:: Provided records
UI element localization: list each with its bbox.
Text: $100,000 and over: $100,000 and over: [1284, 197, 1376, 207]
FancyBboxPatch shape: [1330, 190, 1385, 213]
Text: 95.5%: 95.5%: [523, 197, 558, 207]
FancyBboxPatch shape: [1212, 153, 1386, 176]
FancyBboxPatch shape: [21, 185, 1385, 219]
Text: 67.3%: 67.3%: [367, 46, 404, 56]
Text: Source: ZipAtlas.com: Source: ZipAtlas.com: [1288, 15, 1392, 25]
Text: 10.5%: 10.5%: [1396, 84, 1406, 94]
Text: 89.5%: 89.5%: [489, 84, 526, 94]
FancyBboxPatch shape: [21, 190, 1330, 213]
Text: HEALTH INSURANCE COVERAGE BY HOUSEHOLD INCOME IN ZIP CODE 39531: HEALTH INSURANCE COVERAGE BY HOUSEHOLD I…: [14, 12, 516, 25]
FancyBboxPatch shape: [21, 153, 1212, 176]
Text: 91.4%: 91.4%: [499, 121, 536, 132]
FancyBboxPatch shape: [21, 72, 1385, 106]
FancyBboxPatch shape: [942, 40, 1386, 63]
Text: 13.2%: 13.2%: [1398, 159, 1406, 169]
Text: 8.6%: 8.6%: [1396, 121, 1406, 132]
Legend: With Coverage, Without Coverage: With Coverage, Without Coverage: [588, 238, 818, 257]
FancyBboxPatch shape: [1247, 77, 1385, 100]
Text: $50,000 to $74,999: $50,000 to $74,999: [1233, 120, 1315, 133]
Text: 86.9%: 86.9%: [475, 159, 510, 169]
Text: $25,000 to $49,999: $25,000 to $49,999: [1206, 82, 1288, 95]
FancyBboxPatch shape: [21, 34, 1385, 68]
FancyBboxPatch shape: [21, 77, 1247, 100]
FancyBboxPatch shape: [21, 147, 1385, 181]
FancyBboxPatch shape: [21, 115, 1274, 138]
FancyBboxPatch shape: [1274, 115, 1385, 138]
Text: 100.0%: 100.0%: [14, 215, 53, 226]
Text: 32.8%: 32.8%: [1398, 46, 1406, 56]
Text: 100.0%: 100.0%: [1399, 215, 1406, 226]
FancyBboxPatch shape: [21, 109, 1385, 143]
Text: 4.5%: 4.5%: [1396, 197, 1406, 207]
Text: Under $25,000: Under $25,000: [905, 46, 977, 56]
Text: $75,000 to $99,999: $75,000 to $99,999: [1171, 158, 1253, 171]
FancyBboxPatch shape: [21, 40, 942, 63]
::::
▶ **Problem to work on**
Rewrite every line of the records above as a numbered list, omitting any blank lines.

▶ **Completed exercise**
1. UI element localization: list each with its bbox.
2. Text: $100,000 and over: $100,000 and over: [1284, 197, 1376, 207]
3. FancyBboxPatch shape: [1330, 190, 1385, 213]
4. Text: 95.5%: 95.5%: [523, 197, 558, 207]
5. FancyBboxPatch shape: [1212, 153, 1386, 176]
6. FancyBboxPatch shape: [21, 185, 1385, 219]
7. Text: 67.3%: 67.3%: [367, 46, 404, 56]
8. Text: Source: ZipAtlas.com: Source: ZipAtlas.com: [1288, 15, 1392, 25]
9. Text: 10.5%: 10.5%: [1396, 84, 1406, 94]
10. Text: 89.5%: 89.5%: [489, 84, 526, 94]
11. FancyBboxPatch shape: [21, 190, 1330, 213]
12. Text: HEALTH INSURANCE COVERAGE BY HOUSEHOLD INCOME IN ZIP CODE 39531: HEALTH INSURANCE COVERAGE BY HOUSEHOLD I…: [14, 12, 516, 25]
13. FancyBboxPatch shape: [21, 153, 1212, 176]
14. Text: 91.4%: 91.4%: [499, 121, 536, 132]
15. FancyBboxPatch shape: [21, 72, 1385, 106]
16. FancyBboxPatch shape: [942, 40, 1386, 63]
17. Text: 13.2%: 13.2%: [1398, 159, 1406, 169]
18. Text: 8.6%: 8.6%: [1396, 121, 1406, 132]
19. Legend: With Coverage, Without Coverage: With Coverage, Without Coverage: [588, 238, 818, 257]
20. FancyBboxPatch shape: [1247, 77, 1385, 100]
21. Text: $50,000 to $74,999: $50,000 to $74,999: [1233, 120, 1315, 133]
22. Text: 86.9%: 86.9%: [475, 159, 510, 169]
23. Text: $25,000 to $49,999: $25,000 to $49,999: [1206, 82, 1288, 95]
24. FancyBboxPatch shape: [21, 34, 1385, 68]
25. FancyBboxPatch shape: [21, 77, 1247, 100]
26. FancyBboxPatch shape: [21, 147, 1385, 181]
27. FancyBboxPatch shape: [21, 115, 1274, 138]
28. FancyBboxPatch shape: [1274, 115, 1385, 138]
29. Text: 100.0%: 100.0%: [14, 215, 53, 226]
30. Text: 32.8%: 32.8%: [1398, 46, 1406, 56]
31. Text: 100.0%: 100.0%: [1399, 215, 1406, 226]
32. FancyBboxPatch shape: [21, 109, 1385, 143]
33. Text: 4.5%: 4.5%: [1396, 197, 1406, 207]
34. Text: Under $25,000: Under $25,000: [905, 46, 977, 56]
35. Text: $75,000 to $99,999: $75,000 to $99,999: [1171, 158, 1253, 171]
36. FancyBboxPatch shape: [21, 40, 942, 63]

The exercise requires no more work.